## begin Data shown

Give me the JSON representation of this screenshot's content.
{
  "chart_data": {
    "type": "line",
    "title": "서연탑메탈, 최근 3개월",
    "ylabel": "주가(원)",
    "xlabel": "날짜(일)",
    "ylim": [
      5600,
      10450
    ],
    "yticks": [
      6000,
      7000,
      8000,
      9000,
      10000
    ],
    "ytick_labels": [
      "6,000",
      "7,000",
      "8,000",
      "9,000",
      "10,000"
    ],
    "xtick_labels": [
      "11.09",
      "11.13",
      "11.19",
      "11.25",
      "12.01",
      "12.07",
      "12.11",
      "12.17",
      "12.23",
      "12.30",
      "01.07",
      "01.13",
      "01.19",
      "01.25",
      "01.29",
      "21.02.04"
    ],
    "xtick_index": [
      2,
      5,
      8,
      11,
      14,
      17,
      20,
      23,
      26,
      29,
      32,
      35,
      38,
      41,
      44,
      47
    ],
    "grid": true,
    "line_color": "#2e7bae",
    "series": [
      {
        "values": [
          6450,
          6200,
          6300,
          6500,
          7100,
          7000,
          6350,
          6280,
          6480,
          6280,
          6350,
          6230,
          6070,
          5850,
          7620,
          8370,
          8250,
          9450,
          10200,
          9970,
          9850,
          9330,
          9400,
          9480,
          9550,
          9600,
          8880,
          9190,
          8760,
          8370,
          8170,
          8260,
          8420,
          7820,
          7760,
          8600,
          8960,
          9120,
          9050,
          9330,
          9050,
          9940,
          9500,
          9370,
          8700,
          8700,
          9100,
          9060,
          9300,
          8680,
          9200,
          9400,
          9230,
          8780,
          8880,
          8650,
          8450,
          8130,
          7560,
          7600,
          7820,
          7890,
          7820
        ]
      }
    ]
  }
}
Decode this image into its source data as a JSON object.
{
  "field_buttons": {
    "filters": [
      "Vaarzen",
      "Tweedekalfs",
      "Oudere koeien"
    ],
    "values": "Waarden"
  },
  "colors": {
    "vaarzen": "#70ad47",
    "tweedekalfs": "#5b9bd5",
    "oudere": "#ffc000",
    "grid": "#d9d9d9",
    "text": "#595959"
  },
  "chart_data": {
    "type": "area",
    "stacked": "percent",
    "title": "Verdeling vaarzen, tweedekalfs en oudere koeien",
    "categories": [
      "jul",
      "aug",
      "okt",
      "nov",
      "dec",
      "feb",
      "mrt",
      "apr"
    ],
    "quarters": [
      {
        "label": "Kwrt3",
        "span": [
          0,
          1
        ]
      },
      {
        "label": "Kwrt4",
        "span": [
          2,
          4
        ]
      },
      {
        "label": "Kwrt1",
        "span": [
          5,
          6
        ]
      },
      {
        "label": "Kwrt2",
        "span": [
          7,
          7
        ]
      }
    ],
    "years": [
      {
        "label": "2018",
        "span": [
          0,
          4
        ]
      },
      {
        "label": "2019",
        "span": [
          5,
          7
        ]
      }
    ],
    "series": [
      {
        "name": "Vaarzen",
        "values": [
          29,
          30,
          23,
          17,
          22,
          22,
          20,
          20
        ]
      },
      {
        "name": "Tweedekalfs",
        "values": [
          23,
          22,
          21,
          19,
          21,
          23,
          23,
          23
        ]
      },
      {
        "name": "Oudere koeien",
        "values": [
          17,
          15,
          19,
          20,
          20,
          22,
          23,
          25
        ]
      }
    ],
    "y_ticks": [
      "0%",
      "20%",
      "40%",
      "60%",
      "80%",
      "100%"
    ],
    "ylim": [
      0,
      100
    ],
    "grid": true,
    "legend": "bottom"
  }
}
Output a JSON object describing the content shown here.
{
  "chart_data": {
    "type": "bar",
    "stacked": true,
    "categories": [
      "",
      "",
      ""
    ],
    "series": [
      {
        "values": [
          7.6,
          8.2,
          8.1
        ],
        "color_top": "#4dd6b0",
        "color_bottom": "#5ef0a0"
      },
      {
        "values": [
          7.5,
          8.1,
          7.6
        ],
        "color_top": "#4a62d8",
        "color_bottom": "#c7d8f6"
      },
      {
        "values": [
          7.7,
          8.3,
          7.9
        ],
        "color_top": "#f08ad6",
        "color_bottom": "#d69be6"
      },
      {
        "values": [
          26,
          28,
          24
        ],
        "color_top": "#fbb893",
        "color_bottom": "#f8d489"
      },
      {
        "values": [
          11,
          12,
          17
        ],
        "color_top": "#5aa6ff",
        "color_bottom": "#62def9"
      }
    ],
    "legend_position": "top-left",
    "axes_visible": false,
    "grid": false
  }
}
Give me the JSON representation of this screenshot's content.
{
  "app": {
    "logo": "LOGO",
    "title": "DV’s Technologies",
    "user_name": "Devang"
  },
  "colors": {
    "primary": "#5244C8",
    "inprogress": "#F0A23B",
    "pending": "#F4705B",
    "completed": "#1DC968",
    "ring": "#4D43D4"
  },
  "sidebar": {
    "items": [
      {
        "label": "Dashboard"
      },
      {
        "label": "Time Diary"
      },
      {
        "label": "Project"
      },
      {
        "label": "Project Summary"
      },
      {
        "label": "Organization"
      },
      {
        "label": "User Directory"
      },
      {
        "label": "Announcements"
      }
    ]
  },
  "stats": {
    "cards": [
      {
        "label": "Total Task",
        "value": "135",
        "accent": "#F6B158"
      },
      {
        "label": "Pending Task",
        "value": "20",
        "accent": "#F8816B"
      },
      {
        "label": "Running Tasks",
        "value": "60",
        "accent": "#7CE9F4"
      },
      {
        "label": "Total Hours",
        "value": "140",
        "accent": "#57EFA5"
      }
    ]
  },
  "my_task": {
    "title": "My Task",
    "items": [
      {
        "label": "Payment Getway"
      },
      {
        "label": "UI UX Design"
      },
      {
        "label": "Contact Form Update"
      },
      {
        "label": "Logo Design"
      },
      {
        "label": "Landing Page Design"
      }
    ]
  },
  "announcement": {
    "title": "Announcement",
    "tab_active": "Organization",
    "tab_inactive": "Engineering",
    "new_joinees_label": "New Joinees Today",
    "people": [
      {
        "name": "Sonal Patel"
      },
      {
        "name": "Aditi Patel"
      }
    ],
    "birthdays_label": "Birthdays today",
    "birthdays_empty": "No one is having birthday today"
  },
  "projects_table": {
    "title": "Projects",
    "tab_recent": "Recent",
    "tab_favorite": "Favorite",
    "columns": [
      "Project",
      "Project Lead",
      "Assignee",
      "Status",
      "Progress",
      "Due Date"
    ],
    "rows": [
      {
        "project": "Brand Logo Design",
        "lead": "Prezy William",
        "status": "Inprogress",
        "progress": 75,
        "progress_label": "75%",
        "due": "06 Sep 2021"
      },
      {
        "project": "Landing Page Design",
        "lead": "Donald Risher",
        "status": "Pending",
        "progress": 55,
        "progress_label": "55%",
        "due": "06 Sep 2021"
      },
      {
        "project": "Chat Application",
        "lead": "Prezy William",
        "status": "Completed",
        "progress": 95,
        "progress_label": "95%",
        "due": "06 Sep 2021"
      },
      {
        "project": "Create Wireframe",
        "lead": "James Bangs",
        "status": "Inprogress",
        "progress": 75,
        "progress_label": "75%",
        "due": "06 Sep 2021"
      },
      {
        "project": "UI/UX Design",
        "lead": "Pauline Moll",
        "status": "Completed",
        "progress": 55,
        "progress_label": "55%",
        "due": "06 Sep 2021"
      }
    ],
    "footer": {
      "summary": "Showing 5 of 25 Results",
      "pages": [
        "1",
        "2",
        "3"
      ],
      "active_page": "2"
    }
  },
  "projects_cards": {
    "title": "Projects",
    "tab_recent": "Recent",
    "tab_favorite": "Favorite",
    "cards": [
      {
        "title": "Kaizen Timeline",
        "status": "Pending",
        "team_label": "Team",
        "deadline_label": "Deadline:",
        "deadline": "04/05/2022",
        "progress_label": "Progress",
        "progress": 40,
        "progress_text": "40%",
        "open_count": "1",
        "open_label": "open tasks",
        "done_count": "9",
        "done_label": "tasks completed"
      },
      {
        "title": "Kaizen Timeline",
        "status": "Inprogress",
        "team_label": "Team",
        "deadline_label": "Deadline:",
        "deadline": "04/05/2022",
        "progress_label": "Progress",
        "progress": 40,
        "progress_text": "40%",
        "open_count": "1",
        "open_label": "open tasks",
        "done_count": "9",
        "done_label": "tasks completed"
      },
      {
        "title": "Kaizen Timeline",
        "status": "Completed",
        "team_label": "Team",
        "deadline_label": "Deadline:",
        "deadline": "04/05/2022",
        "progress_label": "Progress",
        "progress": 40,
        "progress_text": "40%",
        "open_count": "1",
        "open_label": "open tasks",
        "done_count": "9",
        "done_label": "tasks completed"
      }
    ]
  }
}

## end Data shown

**Task directions**
Report only the number of lines in the records that include the word "title".

**Task response**
10